• [WHAT THE TASK REQUIRES]: Will you output all of the data below exactly, omitting the images?
[START DATA FOR THIS EXERCISE]
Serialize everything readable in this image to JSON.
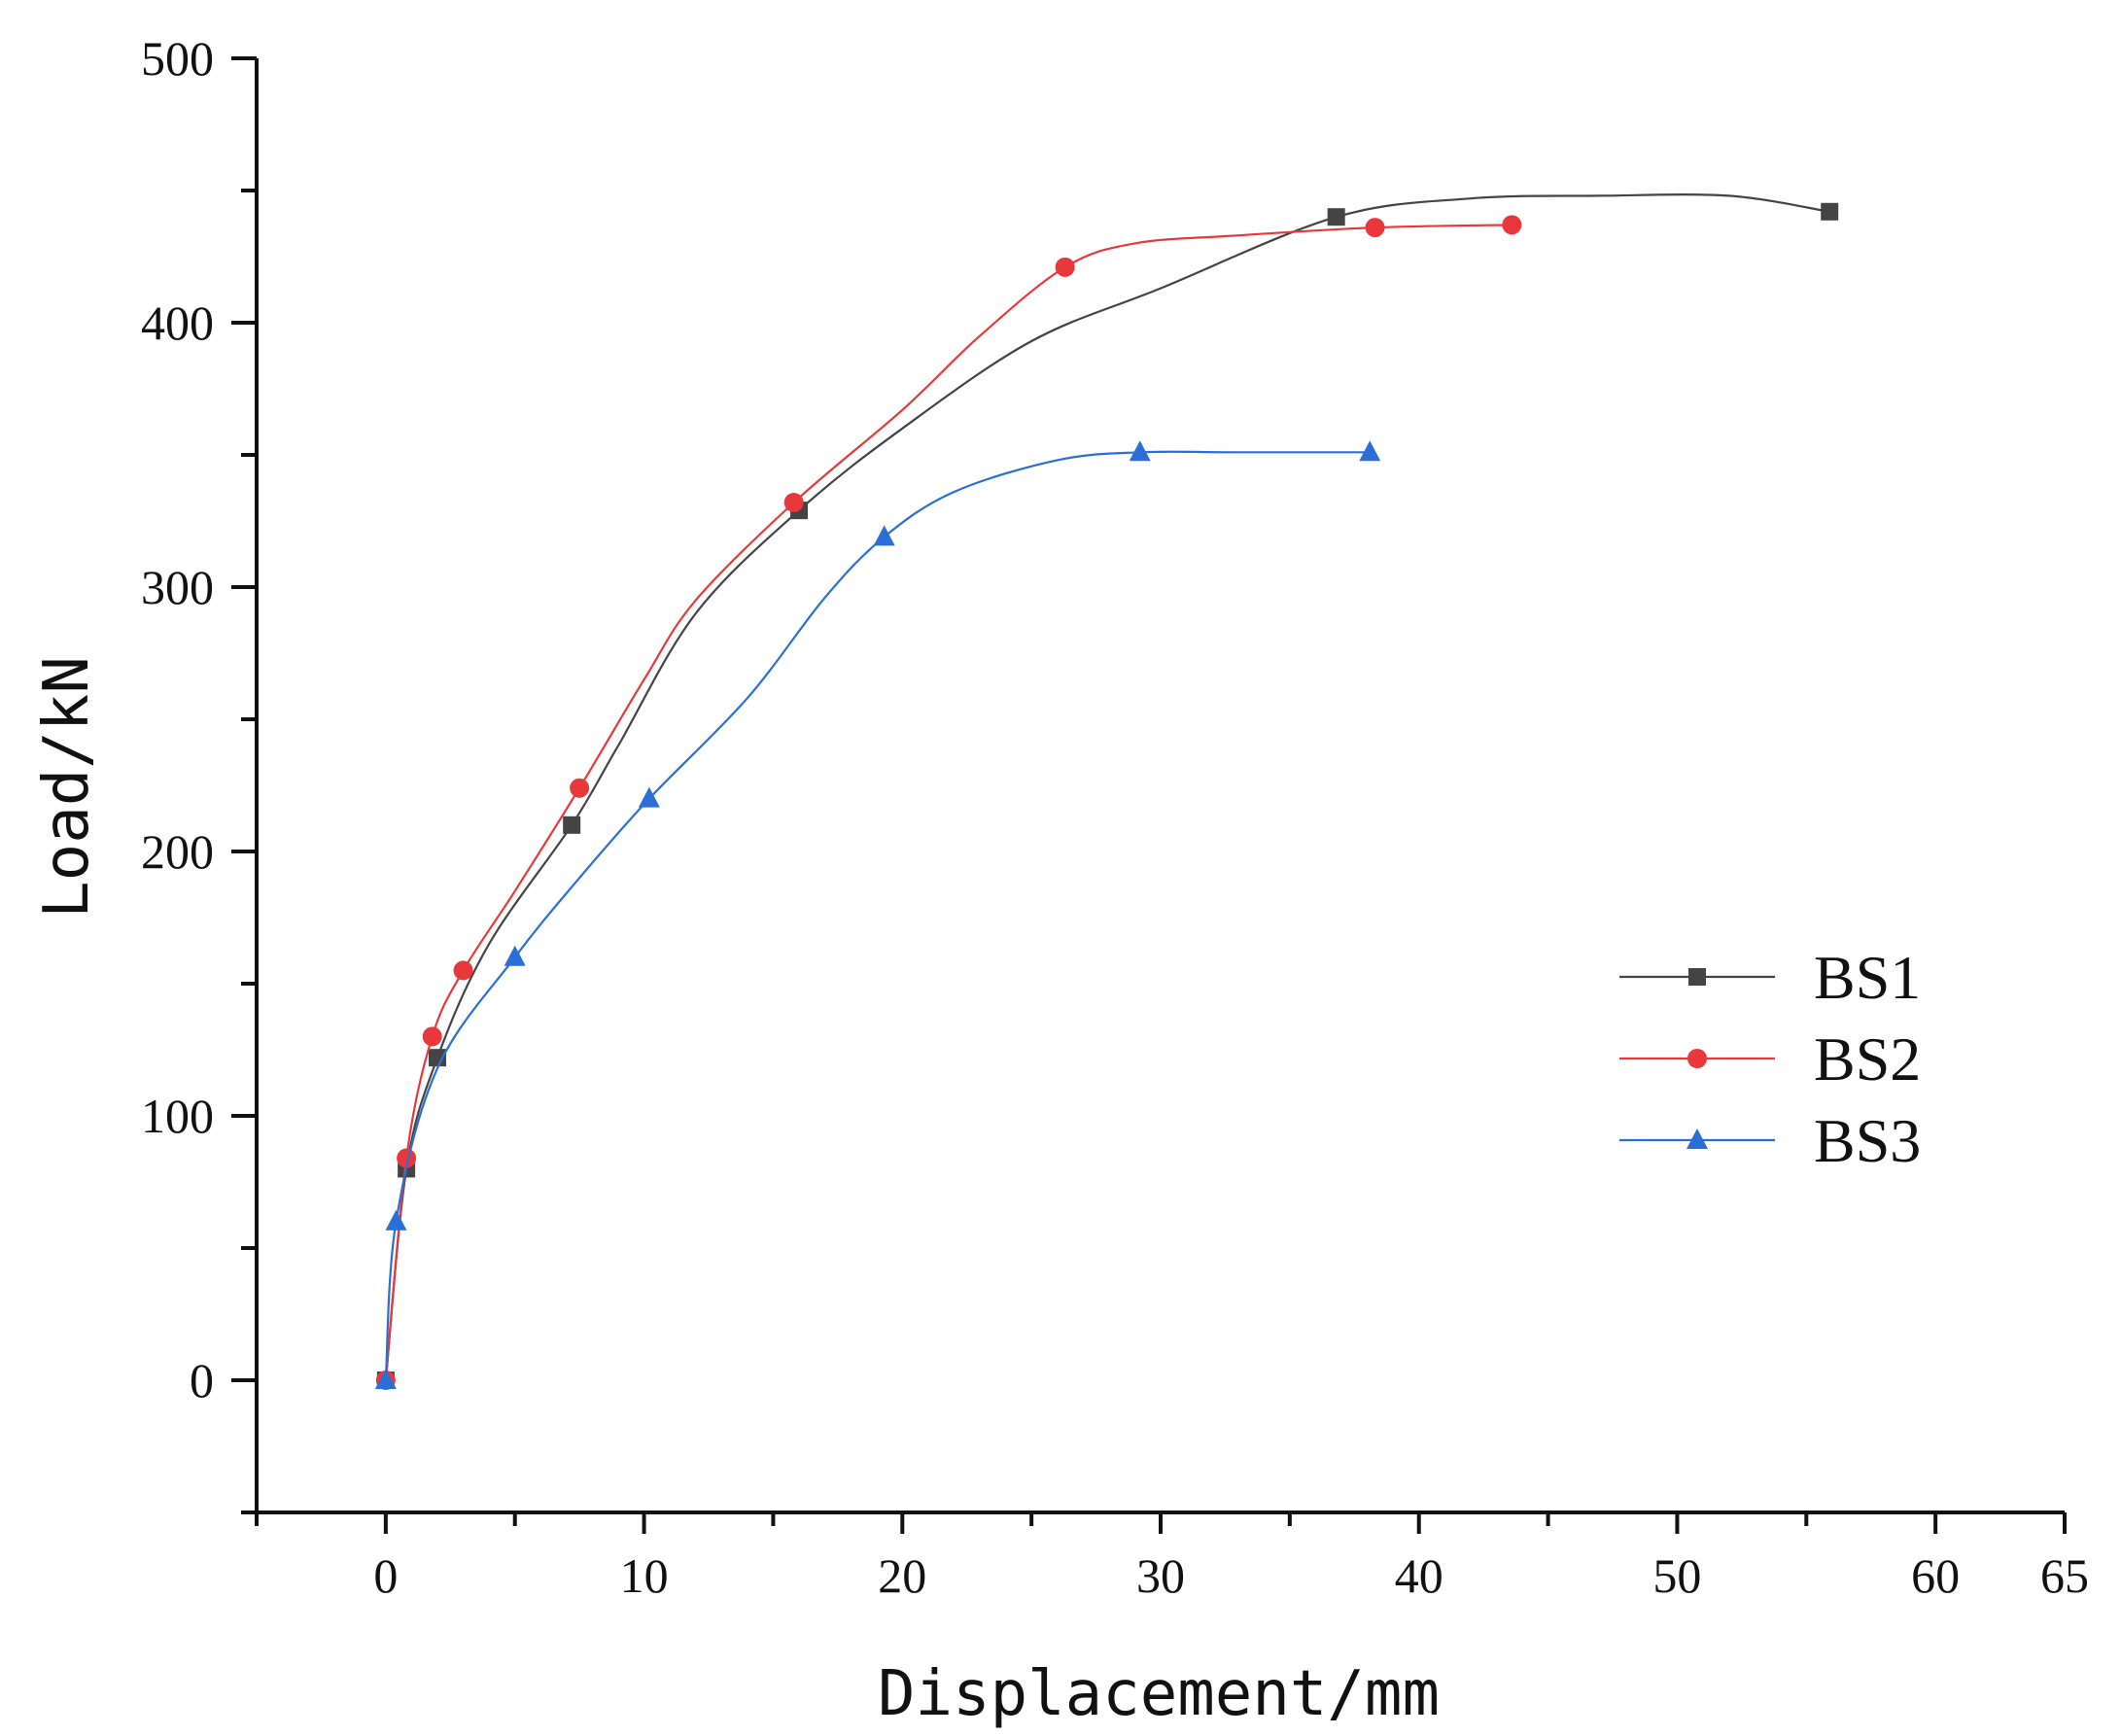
{
  "chart_data": {
    "type": "line",
    "xlabel": "Displacement/mm",
    "ylabel": "Load/kN",
    "xlim": [
      -5,
      65
    ],
    "ylim": [
      -50,
      500
    ],
    "xticks": [
      0,
      10,
      20,
      30,
      40,
      50,
      60,
      65
    ],
    "yticks": [
      0,
      100,
      200,
      300,
      400,
      500
    ],
    "grid": false,
    "legend_position": "right",
    "series": [
      {
        "name": "BS1",
        "color": "#444444",
        "marker": "square",
        "x": [
          0,
          0.8,
          2.0,
          7.2,
          16.0,
          36.8,
          55.9
        ],
        "y": [
          0,
          80,
          122,
          210,
          329,
          440,
          442
        ],
        "curve_x": [
          0,
          0.8,
          2.0,
          4.0,
          7.2,
          9.0,
          12.0,
          16.0,
          20.0,
          25.0,
          30.0,
          36.8,
          42.0,
          47.0,
          52.0,
          55.9
        ],
        "curve_y": [
          0,
          80,
          122,
          165,
          210,
          240,
          290,
          329,
          360,
          393,
          413,
          440,
          447,
          448,
          448,
          442
        ]
      },
      {
        "name": "BS2",
        "color": "#e8383c",
        "marker": "circle",
        "x": [
          0,
          0.8,
          1.8,
          3.0,
          7.5,
          15.8,
          26.3,
          38.3,
          43.6
        ],
        "y": [
          0,
          84,
          130,
          155,
          224,
          332,
          421,
          436,
          437
        ],
        "curve_x": [
          0,
          0.8,
          1.8,
          3.0,
          5.0,
          7.5,
          10.0,
          12.0,
          15.8,
          20.0,
          23.0,
          26.3,
          29.0,
          33.0,
          38.3,
          43.6
        ],
        "curve_y": [
          0,
          84,
          130,
          155,
          185,
          224,
          265,
          295,
          332,
          367,
          395,
          421,
          430,
          433,
          436,
          437
        ]
      },
      {
        "name": "BS3",
        "color": "#2b6fd6",
        "marker": "triangle",
        "x": [
          0,
          0.4,
          5.0,
          10.2,
          19.3,
          29.2,
          38.1
        ],
        "y": [
          0,
          60,
          160,
          220,
          319,
          351,
          351
        ],
        "curve_x": [
          0,
          0.4,
          2.0,
          5.0,
          7.5,
          10.2,
          14.0,
          17.0,
          19.3,
          22.0,
          26.0,
          29.2,
          33.0,
          38.1
        ],
        "curve_y": [
          0,
          60,
          118,
          160,
          190,
          220,
          258,
          296,
          319,
          336,
          348,
          351,
          351,
          351
        ]
      }
    ]
  }
}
[END DATA FOR THIS EXERCISE]
• [SOLUTION FOR THIS TASK]:
Serialize everything readable in this image to JSON.
{
  "chart_data": {
    "type": "line",
    "xlabel": "Displacement/mm",
    "ylabel": "Load/kN",
    "xlim": [
      -5,
      65
    ],
    "ylim": [
      -50,
      500
    ],
    "xticks": [
      0,
      10,
      20,
      30,
      40,
      50,
      60,
      65
    ],
    "yticks": [
      0,
      100,
      200,
      300,
      400,
      500
    ],
    "grid": false,
    "legend_position": "right",
    "series": [
      {
        "name": "BS1",
        "color": "#444444",
        "marker": "square",
        "x": [
          0,
          0.8,
          2.0,
          7.2,
          16.0,
          36.8,
          55.9
        ],
        "y": [
          0,
          80,
          122,
          210,
          329,
          440,
          442
        ],
        "curve_x": [
          0,
          0.8,
          2.0,
          4.0,
          7.2,
          9.0,
          12.0,
          16.0,
          20.0,
          25.0,
          30.0,
          36.8,
          42.0,
          47.0,
          52.0,
          55.9
        ],
        "curve_y": [
          0,
          80,
          122,
          165,
          210,
          240,
          290,
          329,
          360,
          393,
          413,
          440,
          447,
          448,
          448,
          442
        ]
      },
      {
        "name": "BS2",
        "color": "#e8383c",
        "marker": "circle",
        "x": [
          0,
          0.8,
          1.8,
          3.0,
          7.5,
          15.8,
          26.3,
          38.3,
          43.6
        ],
        "y": [
          0,
          84,
          130,
          155,
          224,
          332,
          421,
          436,
          437
        ],
        "curve_x": [
          0,
          0.8,
          1.8,
          3.0,
          5.0,
          7.5,
          10.0,
          12.0,
          15.8,
          20.0,
          23.0,
          26.3,
          29.0,
          33.0,
          38.3,
          43.6
        ],
        "curve_y": [
          0,
          84,
          130,
          155,
          185,
          224,
          265,
          295,
          332,
          367,
          395,
          421,
          430,
          433,
          436,
          437
        ]
      },
      {
        "name": "BS3",
        "color": "#2b6fd6",
        "marker": "triangle",
        "x": [
          0,
          0.4,
          5.0,
          10.2,
          19.3,
          29.2,
          38.1
        ],
        "y": [
          0,
          60,
          160,
          220,
          319,
          351,
          351
        ],
        "curve_x": [
          0,
          0.4,
          2.0,
          5.0,
          7.5,
          10.2,
          14.0,
          17.0,
          19.3,
          22.0,
          26.0,
          29.2,
          33.0,
          38.1
        ],
        "curve_y": [
          0,
          60,
          118,
          160,
          190,
          220,
          258,
          296,
          319,
          336,
          348,
          351,
          351,
          351
        ]
      }
    ]
  }
}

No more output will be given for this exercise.